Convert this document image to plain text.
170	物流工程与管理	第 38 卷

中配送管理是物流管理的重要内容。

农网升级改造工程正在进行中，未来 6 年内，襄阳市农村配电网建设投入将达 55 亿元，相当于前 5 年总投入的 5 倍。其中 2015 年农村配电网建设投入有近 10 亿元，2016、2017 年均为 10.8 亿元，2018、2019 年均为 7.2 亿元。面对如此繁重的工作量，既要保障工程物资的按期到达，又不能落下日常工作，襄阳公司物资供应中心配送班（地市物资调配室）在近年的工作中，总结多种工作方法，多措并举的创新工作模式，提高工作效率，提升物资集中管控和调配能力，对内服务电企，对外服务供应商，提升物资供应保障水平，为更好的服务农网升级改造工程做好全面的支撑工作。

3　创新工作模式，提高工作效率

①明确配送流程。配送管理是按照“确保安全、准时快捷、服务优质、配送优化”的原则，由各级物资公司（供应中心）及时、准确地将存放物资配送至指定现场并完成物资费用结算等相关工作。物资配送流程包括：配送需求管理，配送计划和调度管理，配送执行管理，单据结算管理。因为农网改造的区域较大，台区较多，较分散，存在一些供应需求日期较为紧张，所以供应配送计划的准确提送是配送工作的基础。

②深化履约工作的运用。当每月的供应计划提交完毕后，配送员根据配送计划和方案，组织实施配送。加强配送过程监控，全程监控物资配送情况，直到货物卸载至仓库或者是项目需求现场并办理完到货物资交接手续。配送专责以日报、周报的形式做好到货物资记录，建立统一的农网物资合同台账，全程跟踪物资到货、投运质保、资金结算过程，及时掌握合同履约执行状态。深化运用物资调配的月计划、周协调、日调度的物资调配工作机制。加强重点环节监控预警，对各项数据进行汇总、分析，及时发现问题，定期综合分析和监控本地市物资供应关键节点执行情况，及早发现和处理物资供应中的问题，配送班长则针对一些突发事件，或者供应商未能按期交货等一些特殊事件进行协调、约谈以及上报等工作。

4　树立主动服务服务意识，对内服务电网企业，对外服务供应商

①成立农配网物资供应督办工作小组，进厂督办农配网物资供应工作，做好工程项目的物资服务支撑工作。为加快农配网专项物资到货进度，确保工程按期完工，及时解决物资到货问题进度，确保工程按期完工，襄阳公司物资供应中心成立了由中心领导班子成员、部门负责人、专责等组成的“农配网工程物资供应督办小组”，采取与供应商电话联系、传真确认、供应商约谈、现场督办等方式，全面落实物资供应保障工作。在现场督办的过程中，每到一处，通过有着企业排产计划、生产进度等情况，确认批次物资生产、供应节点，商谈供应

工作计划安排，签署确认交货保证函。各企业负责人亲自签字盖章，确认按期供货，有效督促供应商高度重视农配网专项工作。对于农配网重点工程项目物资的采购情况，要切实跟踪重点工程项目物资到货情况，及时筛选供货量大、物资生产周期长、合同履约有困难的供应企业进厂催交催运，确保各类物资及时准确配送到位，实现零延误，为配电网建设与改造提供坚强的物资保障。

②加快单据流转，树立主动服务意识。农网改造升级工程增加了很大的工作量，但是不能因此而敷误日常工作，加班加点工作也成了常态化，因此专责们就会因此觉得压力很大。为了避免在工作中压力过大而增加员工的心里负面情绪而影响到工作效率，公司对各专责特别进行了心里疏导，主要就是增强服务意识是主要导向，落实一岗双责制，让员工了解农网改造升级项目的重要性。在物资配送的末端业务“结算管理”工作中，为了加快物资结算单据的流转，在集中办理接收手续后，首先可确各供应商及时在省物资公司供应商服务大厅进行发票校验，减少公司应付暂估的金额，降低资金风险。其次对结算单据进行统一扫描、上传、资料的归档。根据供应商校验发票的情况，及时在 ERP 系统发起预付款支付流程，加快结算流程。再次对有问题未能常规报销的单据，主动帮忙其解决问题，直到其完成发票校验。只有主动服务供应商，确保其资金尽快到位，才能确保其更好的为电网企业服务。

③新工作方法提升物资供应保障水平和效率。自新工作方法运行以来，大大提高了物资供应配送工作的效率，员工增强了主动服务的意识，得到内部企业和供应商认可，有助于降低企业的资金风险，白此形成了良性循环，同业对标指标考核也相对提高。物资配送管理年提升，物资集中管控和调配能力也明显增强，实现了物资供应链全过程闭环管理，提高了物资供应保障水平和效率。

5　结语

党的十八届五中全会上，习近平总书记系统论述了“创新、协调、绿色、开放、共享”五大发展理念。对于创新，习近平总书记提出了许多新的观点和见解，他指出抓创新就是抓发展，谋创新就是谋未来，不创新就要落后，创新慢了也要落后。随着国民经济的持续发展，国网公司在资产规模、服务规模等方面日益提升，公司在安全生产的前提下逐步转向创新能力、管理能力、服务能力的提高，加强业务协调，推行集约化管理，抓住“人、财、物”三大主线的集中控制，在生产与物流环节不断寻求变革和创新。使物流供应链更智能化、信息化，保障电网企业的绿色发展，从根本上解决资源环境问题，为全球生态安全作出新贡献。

***

> _TASK DESCRIPTION_:
Gather from the records above every line containing the string "提高工作效率".

> _TASK SOLUTION_:
农网升级改造工程正在进行中，未来 6 年内，襄阳市农村配电网建设投入将达 55 亿元，相当于前 5 年总投入的 5 倍。其中 2015 年农村配电网建设投入有近 10 亿元，2016、2017 年均为 10.8 亿元，2018、2019 年均为 7.2 亿元。面对如此繁重的工作量，既要保障工程物资的按期到达，又不能落下日常工作，襄阳公司物资供应中心配送班（地市物资调配室）在近年的工作中，总结多种工作方法，多措并举的创新工作模式，提高工作效率，提升物资集中管控和调配能力，对内服务电企，对外服务供应商，提升物资供应保障水平，为更好的服务农网升级改造工程做好全面的支撑工作。
3　创新工作模式，提高工作效率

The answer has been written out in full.